## WHAT YOU HAVE TO DO:
Copy out every line in the entries below that includes "name".

## RECORDED DATA:
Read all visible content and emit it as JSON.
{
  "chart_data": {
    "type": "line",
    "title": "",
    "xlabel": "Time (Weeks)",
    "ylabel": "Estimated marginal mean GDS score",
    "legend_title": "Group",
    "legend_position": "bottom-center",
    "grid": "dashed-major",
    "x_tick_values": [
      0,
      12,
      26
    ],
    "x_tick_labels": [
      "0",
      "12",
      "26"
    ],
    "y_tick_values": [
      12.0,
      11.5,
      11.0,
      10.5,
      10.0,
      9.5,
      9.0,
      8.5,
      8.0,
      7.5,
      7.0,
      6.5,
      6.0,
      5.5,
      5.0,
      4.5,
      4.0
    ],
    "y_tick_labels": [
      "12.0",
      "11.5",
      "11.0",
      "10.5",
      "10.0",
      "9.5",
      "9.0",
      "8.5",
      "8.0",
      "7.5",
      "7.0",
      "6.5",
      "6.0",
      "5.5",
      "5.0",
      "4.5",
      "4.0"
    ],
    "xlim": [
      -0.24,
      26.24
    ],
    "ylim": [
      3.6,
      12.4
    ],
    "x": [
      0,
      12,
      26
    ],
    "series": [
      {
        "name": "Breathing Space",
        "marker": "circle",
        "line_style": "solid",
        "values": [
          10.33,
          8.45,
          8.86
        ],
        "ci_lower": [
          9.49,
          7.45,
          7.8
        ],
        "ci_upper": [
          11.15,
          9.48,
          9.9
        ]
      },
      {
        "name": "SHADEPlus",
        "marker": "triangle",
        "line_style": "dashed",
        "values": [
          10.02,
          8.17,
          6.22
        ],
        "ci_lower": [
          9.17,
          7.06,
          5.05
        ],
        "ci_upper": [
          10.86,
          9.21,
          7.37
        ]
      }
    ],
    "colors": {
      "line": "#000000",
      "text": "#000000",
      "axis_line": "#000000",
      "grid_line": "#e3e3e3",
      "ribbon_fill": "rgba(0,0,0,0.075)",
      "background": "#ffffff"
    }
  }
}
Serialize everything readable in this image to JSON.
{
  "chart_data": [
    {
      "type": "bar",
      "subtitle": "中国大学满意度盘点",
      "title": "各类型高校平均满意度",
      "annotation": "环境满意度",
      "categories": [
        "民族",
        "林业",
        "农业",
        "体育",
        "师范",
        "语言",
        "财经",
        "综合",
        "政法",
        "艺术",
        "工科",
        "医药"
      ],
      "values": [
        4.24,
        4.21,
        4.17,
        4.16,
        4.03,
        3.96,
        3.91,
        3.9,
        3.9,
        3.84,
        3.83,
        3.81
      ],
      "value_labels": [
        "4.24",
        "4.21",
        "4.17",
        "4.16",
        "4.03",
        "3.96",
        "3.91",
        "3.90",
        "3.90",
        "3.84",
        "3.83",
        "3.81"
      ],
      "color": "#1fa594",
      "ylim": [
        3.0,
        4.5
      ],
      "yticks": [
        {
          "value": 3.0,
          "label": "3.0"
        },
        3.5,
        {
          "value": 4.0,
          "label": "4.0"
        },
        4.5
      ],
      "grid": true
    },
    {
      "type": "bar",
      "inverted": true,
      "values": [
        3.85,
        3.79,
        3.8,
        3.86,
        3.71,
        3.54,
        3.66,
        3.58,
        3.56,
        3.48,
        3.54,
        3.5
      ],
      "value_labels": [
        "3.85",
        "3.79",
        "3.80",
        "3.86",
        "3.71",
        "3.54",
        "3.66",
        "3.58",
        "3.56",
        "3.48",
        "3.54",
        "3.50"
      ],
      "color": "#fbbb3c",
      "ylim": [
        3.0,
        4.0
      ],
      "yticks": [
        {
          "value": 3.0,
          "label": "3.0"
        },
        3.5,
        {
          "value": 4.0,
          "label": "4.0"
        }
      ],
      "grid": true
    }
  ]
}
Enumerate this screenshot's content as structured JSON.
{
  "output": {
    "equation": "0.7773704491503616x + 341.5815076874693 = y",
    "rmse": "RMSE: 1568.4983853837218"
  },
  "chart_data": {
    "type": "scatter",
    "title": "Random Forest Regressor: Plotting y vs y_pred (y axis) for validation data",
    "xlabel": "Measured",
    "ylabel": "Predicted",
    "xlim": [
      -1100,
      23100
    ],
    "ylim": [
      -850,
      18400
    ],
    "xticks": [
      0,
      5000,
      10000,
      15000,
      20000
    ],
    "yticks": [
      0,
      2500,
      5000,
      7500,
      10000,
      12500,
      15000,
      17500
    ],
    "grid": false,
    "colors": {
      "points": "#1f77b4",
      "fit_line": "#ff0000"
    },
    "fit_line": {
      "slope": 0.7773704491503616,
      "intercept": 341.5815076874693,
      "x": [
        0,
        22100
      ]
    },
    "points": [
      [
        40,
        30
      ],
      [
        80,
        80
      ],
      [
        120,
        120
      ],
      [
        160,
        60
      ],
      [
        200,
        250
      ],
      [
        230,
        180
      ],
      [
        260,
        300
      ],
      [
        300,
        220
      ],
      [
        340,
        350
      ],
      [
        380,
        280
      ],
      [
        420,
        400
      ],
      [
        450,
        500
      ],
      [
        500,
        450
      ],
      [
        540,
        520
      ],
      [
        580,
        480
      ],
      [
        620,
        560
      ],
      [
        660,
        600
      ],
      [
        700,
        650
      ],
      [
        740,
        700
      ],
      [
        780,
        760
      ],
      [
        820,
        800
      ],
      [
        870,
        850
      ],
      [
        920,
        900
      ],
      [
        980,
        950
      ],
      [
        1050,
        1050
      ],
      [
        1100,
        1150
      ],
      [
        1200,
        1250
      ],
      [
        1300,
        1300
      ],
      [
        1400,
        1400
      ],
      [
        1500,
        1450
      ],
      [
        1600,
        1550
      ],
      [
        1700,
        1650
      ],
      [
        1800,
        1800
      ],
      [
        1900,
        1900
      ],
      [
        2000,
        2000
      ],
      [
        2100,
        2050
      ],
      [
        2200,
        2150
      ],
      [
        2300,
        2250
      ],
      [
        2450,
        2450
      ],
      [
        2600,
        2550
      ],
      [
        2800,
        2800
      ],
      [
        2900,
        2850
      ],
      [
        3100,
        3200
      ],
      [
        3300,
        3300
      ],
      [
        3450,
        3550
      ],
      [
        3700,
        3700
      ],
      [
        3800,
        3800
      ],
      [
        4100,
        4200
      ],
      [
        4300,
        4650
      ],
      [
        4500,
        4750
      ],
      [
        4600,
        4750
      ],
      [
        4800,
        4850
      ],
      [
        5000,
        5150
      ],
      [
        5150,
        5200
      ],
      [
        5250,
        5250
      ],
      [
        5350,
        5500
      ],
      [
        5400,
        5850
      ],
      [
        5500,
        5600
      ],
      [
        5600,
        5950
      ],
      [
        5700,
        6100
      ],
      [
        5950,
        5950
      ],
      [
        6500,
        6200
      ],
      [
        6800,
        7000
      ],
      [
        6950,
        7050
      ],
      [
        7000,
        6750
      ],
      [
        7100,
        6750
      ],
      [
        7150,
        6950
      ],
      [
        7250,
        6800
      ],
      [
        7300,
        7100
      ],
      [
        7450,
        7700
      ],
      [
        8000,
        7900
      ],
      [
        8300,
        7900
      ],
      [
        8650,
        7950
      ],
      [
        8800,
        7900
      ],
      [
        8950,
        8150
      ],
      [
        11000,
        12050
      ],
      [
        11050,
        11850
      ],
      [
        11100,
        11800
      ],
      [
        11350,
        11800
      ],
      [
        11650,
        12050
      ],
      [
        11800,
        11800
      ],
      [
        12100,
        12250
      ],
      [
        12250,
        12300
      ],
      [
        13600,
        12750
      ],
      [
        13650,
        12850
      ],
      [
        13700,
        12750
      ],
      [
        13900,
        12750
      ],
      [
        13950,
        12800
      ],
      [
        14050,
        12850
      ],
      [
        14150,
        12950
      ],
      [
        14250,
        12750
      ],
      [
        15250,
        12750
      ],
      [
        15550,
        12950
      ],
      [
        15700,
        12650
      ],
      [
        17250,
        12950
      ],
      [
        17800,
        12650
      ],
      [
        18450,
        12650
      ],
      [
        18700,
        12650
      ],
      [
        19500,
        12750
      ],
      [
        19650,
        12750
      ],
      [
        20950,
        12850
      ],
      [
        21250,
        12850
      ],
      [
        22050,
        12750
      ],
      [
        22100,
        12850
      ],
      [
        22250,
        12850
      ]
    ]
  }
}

## THE COMPLETED TASK:
        "name": "Breathing Space",
        "name": "SHADEPlus",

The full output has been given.